Stored items:

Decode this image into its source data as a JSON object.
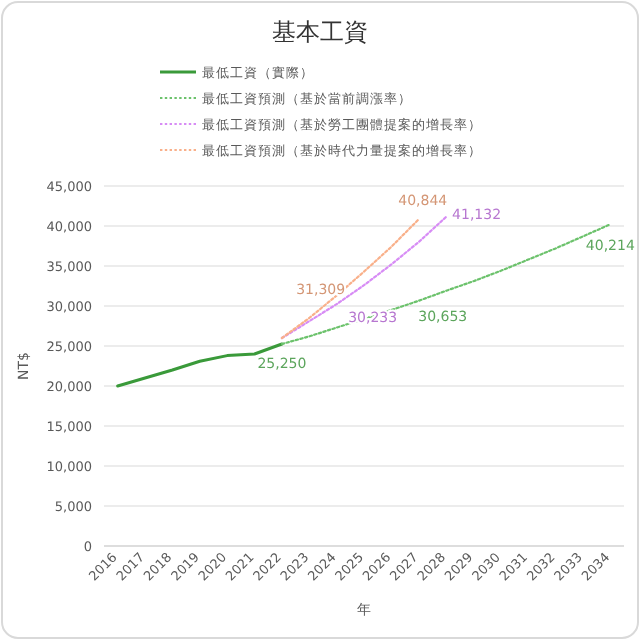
{
  "chart_data": {
    "type": "line",
    "title": "基本工資",
    "xlabel": "年",
    "ylabel": "NT$",
    "categories": [
      "2016",
      "2017",
      "2018",
      "2019",
      "2020",
      "2021",
      "2022",
      "2023",
      "2024",
      "2025",
      "2026",
      "2027",
      "2028",
      "2029",
      "2030",
      "2031",
      "2032",
      "2033",
      "2034"
    ],
    "series": [
      {
        "name": "最低工資（實際）",
        "color": "#3a9a3a",
        "line_style": "solid",
        "values": [
          20000,
          21000,
          22000,
          23100,
          23800,
          24000,
          25250,
          null,
          null,
          null,
          null,
          null,
          null,
          null,
          null,
          null,
          null,
          null,
          null
        ]
      },
      {
        "name": "最低工資預測（基於當前調漲率）",
        "color": "#6cc26c",
        "line_style": "dotted",
        "values": [
          null,
          null,
          null,
          null,
          null,
          null,
          25250,
          26200,
          27300,
          28400,
          29500,
          30653,
          31900,
          33100,
          34400,
          35800,
          37200,
          38700,
          40214
        ],
        "value_labels": [
          null,
          null,
          null,
          null,
          null,
          null,
          "25,250",
          null,
          null,
          null,
          null,
          "30,653",
          null,
          null,
          null,
          null,
          null,
          null,
          "40,214"
        ]
      },
      {
        "name": "最低工資預測（基於勞工團體提案的增長率）",
        "color": "#d78cf5",
        "line_style": "dotted",
        "values": [
          null,
          null,
          null,
          null,
          null,
          null,
          26000,
          28100,
          30233,
          32600,
          35200,
          38000,
          41132,
          null,
          null,
          null,
          null,
          null,
          null
        ],
        "value_labels": [
          null,
          null,
          null,
          null,
          null,
          null,
          null,
          null,
          "30,233",
          null,
          null,
          null,
          "41,132",
          null,
          null,
          null,
          null,
          null,
          null
        ]
      },
      {
        "name": "最低工資預測（基於時代力量提案的增長率）",
        "color": "#f9b08a",
        "line_style": "dotted",
        "values": [
          null,
          null,
          null,
          null,
          null,
          null,
          26000,
          28500,
          31309,
          34300,
          37400,
          40844,
          null,
          null,
          null,
          null,
          null,
          null,
          null
        ],
        "value_labels": [
          null,
          null,
          null,
          null,
          null,
          null,
          null,
          null,
          "31,309",
          null,
          null,
          "40,844",
          null,
          null,
          null,
          null,
          null,
          null,
          null
        ]
      }
    ],
    "ylim": [
      0,
      45000
    ],
    "yticks": [
      0,
      {
        "value": 5000,
        "label": "5,000"
      },
      {
        "value": 10000,
        "label": "10,000"
      },
      {
        "value": 15000,
        "label": "15,000"
      },
      {
        "value": 20000,
        "label": "20,000"
      },
      {
        "value": 25000,
        "label": "25,000"
      },
      {
        "value": 30000,
        "label": "30,000"
      },
      {
        "value": 35000,
        "label": "35,000"
      },
      {
        "value": 40000,
        "label": "40,000"
      },
      {
        "value": 45000,
        "label": "45,000"
      }
    ],
    "grid": "y",
    "legend": "top"
  }
}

Job: Leave out the pictures and return every record word for word.

Solution for this exercise:
Decode this image into its source data as a JSON object.
{
  "chart_data": {
    "type": "line",
    "title": "基本工資",
    "xlabel": "年",
    "ylabel": "NT$",
    "categories": [
      "2016",
      "2017",
      "2018",
      "2019",
      "2020",
      "2021",
      "2022",
      "2023",
      "2024",
      "2025",
      "2026",
      "2027",
      "2028",
      "2029",
      "2030",
      "2031",
      "2032",
      "2033",
      "2034"
    ],
    "series": [
      {
        "name": "最低工資（實際）",
        "color": "#3a9a3a",
        "line_style": "solid",
        "values": [
          20000,
          21000,
          22000,
          23100,
          23800,
          24000,
          25250,
          null,
          null,
          null,
          null,
          null,
          null,
          null,
          null,
          null,
          null,
          null,
          null
        ]
      },
      {
        "name": "最低工資預測（基於當前調漲率）",
        "color": "#6cc26c",
        "line_style": "dotted",
        "values": [
          null,
          null,
          null,
          null,
          null,
          null,
          25250,
          26200,
          27300,
          28400,
          29500,
          30653,
          31900,
          33100,
          34400,
          35800,
          37200,
          38700,
          40214
        ],
        "value_labels": [
          null,
          null,
          null,
          null,
          null,
          null,
          "25,250",
          null,
          null,
          null,
          null,
          "30,653",
          null,
          null,
          null,
          null,
          null,
          null,
          "40,214"
        ]
      },
      {
        "name": "最低工資預測（基於勞工團體提案的增長率）",
        "color": "#d78cf5",
        "line_style": "dotted",
        "values": [
          null,
          null,
          null,
          null,
          null,
          null,
          26000,
          28100,
          30233,
          32600,
          35200,
          38000,
          41132,
          null,
          null,
          null,
          null,
          null,
          null
        ],
        "value_labels": [
          null,
          null,
          null,
          null,
          null,
          null,
          null,
          null,
          "30,233",
          null,
          null,
          null,
          "41,132",
          null,
          null,
          null,
          null,
          null,
          null
        ]
      },
      {
        "name": "最低工資預測（基於時代力量提案的增長率）",
        "color": "#f9b08a",
        "line_style": "dotted",
        "values": [
          null,
          null,
          null,
          null,
          null,
          null,
          26000,
          28500,
          31309,
          34300,
          37400,
          40844,
          null,
          null,
          null,
          null,
          null,
          null,
          null
        ],
        "value_labels": [
          null,
          null,
          null,
          null,
          null,
          null,
          null,
          null,
          "31,309",
          null,
          null,
          "40,844",
          null,
          null,
          null,
          null,
          null,
          null,
          null
        ]
      }
    ],
    "ylim": [
      0,
      45000
    ],
    "yticks": [
      0,
      {
        "value": 5000,
        "label": "5,000"
      },
      {
        "value": 10000,
        "label": "10,000"
      },
      {
        "value": 15000,
        "label": "15,000"
      },
      {
        "value": 20000,
        "label": "20,000"
      },
      {
        "value": 25000,
        "label": "25,000"
      },
      {
        "value": 30000,
        "label": "30,000"
      },
      {
        "value": 35000,
        "label": "35,000"
      },
      {
        "value": 40000,
        "label": "40,000"
      },
      {
        "value": 45000,
        "label": "45,000"
      }
    ],
    "grid": "y",
    "legend": "top"
  }
}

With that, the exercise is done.